[Data extracted from a collection]

-- START --

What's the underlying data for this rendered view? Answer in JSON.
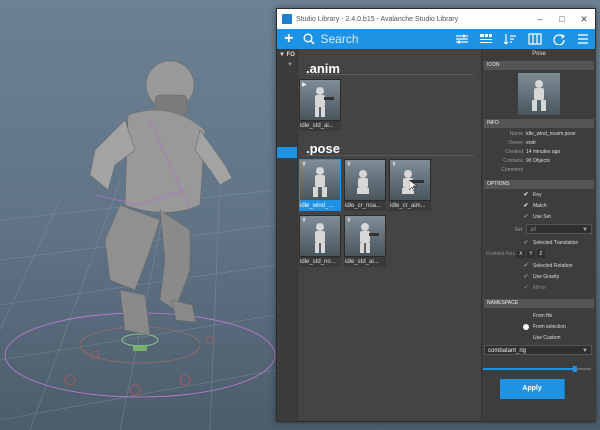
{
  "window": {
    "title": "Studio Library - 2.4.0.b15 - Avalanche Studio Library"
  },
  "toolbar": {
    "add": "+",
    "search_placeholder": "Search"
  },
  "folders": {
    "header": "FO"
  },
  "library": {
    "groups": [
      ".anim",
      ".pose"
    ],
    "anim_items": [
      {
        "label": "idle_std_ai..."
      }
    ],
    "pose_items": [
      {
        "label": "idle_wind_...",
        "selected": true
      },
      {
        "label": "idle_cr_noa..."
      },
      {
        "label": "idle_cr_aim..."
      },
      {
        "label": "idle_std_no..."
      },
      {
        "label": "idle_std_ai..."
      }
    ]
  },
  "panel": {
    "title": "Pose",
    "icon_section": "ICON",
    "info_section": "INFO",
    "info": [
      {
        "key": "Name",
        "value": "idle_wind_noaim.pose"
      },
      {
        "key": "Owner",
        "value": "endr"
      },
      {
        "key": "Created",
        "value": "14 minutes ago"
      },
      {
        "key": "Contains",
        "value": "90 Objects"
      },
      {
        "key": "Comment",
        "value": ""
      }
    ],
    "options_section": "OPTIONS",
    "options": {
      "key": "Key",
      "match": "Match",
      "use_set": "Use Set",
      "set_label": "Set",
      "set_value": "all",
      "selected_translation": "Selected Translation",
      "enabled_axis": "Enabled Axis",
      "axis_x": "X",
      "axis_y": "Y",
      "axis_z": "Z",
      "selected_rotation": "Selected Rotation",
      "use_gravity": "Use Gravity",
      "mirror": "Mirror"
    },
    "namespace_section": "NAMESPACE",
    "namespace": {
      "from_file": "From file",
      "from_selection": "From selection",
      "use_custom": "Use Custom",
      "value": "combatant_rig"
    },
    "slider_value": 0.85,
    "apply": "Apply"
  }
}
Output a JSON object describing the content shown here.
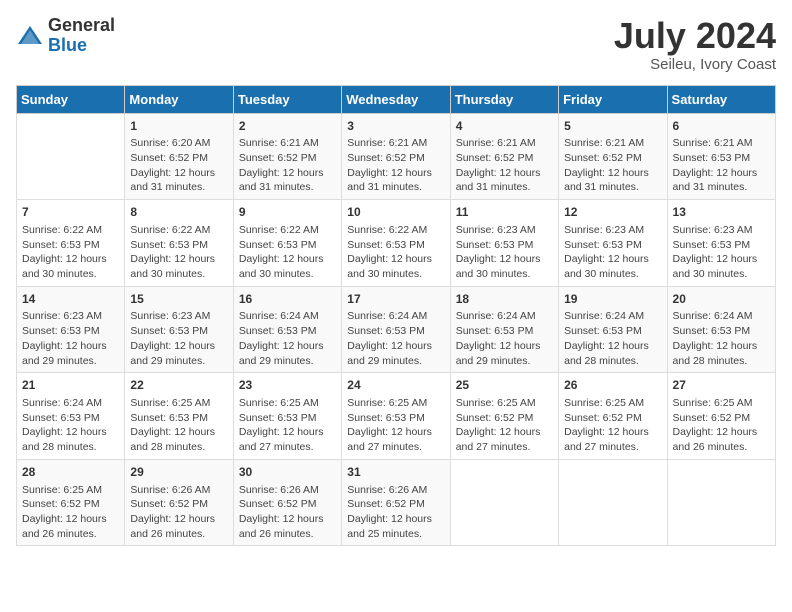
{
  "header": {
    "logo_general": "General",
    "logo_blue": "Blue",
    "month_year": "July 2024",
    "location": "Seileu, Ivory Coast"
  },
  "days_of_week": [
    "Sunday",
    "Monday",
    "Tuesday",
    "Wednesday",
    "Thursday",
    "Friday",
    "Saturday"
  ],
  "weeks": [
    [
      {
        "day": "",
        "info": ""
      },
      {
        "day": "1",
        "info": "Sunrise: 6:20 AM\nSunset: 6:52 PM\nDaylight: 12 hours\nand 31 minutes."
      },
      {
        "day": "2",
        "info": "Sunrise: 6:21 AM\nSunset: 6:52 PM\nDaylight: 12 hours\nand 31 minutes."
      },
      {
        "day": "3",
        "info": "Sunrise: 6:21 AM\nSunset: 6:52 PM\nDaylight: 12 hours\nand 31 minutes."
      },
      {
        "day": "4",
        "info": "Sunrise: 6:21 AM\nSunset: 6:52 PM\nDaylight: 12 hours\nand 31 minutes."
      },
      {
        "day": "5",
        "info": "Sunrise: 6:21 AM\nSunset: 6:52 PM\nDaylight: 12 hours\nand 31 minutes."
      },
      {
        "day": "6",
        "info": "Sunrise: 6:21 AM\nSunset: 6:53 PM\nDaylight: 12 hours\nand 31 minutes."
      }
    ],
    [
      {
        "day": "7",
        "info": "Sunrise: 6:22 AM\nSunset: 6:53 PM\nDaylight: 12 hours\nand 30 minutes."
      },
      {
        "day": "8",
        "info": "Sunrise: 6:22 AM\nSunset: 6:53 PM\nDaylight: 12 hours\nand 30 minutes."
      },
      {
        "day": "9",
        "info": "Sunrise: 6:22 AM\nSunset: 6:53 PM\nDaylight: 12 hours\nand 30 minutes."
      },
      {
        "day": "10",
        "info": "Sunrise: 6:22 AM\nSunset: 6:53 PM\nDaylight: 12 hours\nand 30 minutes."
      },
      {
        "day": "11",
        "info": "Sunrise: 6:23 AM\nSunset: 6:53 PM\nDaylight: 12 hours\nand 30 minutes."
      },
      {
        "day": "12",
        "info": "Sunrise: 6:23 AM\nSunset: 6:53 PM\nDaylight: 12 hours\nand 30 minutes."
      },
      {
        "day": "13",
        "info": "Sunrise: 6:23 AM\nSunset: 6:53 PM\nDaylight: 12 hours\nand 30 minutes."
      }
    ],
    [
      {
        "day": "14",
        "info": "Sunrise: 6:23 AM\nSunset: 6:53 PM\nDaylight: 12 hours\nand 29 minutes."
      },
      {
        "day": "15",
        "info": "Sunrise: 6:23 AM\nSunset: 6:53 PM\nDaylight: 12 hours\nand 29 minutes."
      },
      {
        "day": "16",
        "info": "Sunrise: 6:24 AM\nSunset: 6:53 PM\nDaylight: 12 hours\nand 29 minutes."
      },
      {
        "day": "17",
        "info": "Sunrise: 6:24 AM\nSunset: 6:53 PM\nDaylight: 12 hours\nand 29 minutes."
      },
      {
        "day": "18",
        "info": "Sunrise: 6:24 AM\nSunset: 6:53 PM\nDaylight: 12 hours\nand 29 minutes."
      },
      {
        "day": "19",
        "info": "Sunrise: 6:24 AM\nSunset: 6:53 PM\nDaylight: 12 hours\nand 28 minutes."
      },
      {
        "day": "20",
        "info": "Sunrise: 6:24 AM\nSunset: 6:53 PM\nDaylight: 12 hours\nand 28 minutes."
      }
    ],
    [
      {
        "day": "21",
        "info": "Sunrise: 6:24 AM\nSunset: 6:53 PM\nDaylight: 12 hours\nand 28 minutes."
      },
      {
        "day": "22",
        "info": "Sunrise: 6:25 AM\nSunset: 6:53 PM\nDaylight: 12 hours\nand 28 minutes."
      },
      {
        "day": "23",
        "info": "Sunrise: 6:25 AM\nSunset: 6:53 PM\nDaylight: 12 hours\nand 27 minutes."
      },
      {
        "day": "24",
        "info": "Sunrise: 6:25 AM\nSunset: 6:53 PM\nDaylight: 12 hours\nand 27 minutes."
      },
      {
        "day": "25",
        "info": "Sunrise: 6:25 AM\nSunset: 6:52 PM\nDaylight: 12 hours\nand 27 minutes."
      },
      {
        "day": "26",
        "info": "Sunrise: 6:25 AM\nSunset: 6:52 PM\nDaylight: 12 hours\nand 27 minutes."
      },
      {
        "day": "27",
        "info": "Sunrise: 6:25 AM\nSunset: 6:52 PM\nDaylight: 12 hours\nand 26 minutes."
      }
    ],
    [
      {
        "day": "28",
        "info": "Sunrise: 6:25 AM\nSunset: 6:52 PM\nDaylight: 12 hours\nand 26 minutes."
      },
      {
        "day": "29",
        "info": "Sunrise: 6:26 AM\nSunset: 6:52 PM\nDaylight: 12 hours\nand 26 minutes."
      },
      {
        "day": "30",
        "info": "Sunrise: 6:26 AM\nSunset: 6:52 PM\nDaylight: 12 hours\nand 26 minutes."
      },
      {
        "day": "31",
        "info": "Sunrise: 6:26 AM\nSunset: 6:52 PM\nDaylight: 12 hours\nand 25 minutes."
      },
      {
        "day": "",
        "info": ""
      },
      {
        "day": "",
        "info": ""
      },
      {
        "day": "",
        "info": ""
      }
    ]
  ]
}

-- END --

» Short exercise
In the listing, find all lines with the string "JSON" and copy them.

» Response to the exercise
What's the underlying data for this rendered view? Answer in JSON.
Output a JSON object describing the content shown here.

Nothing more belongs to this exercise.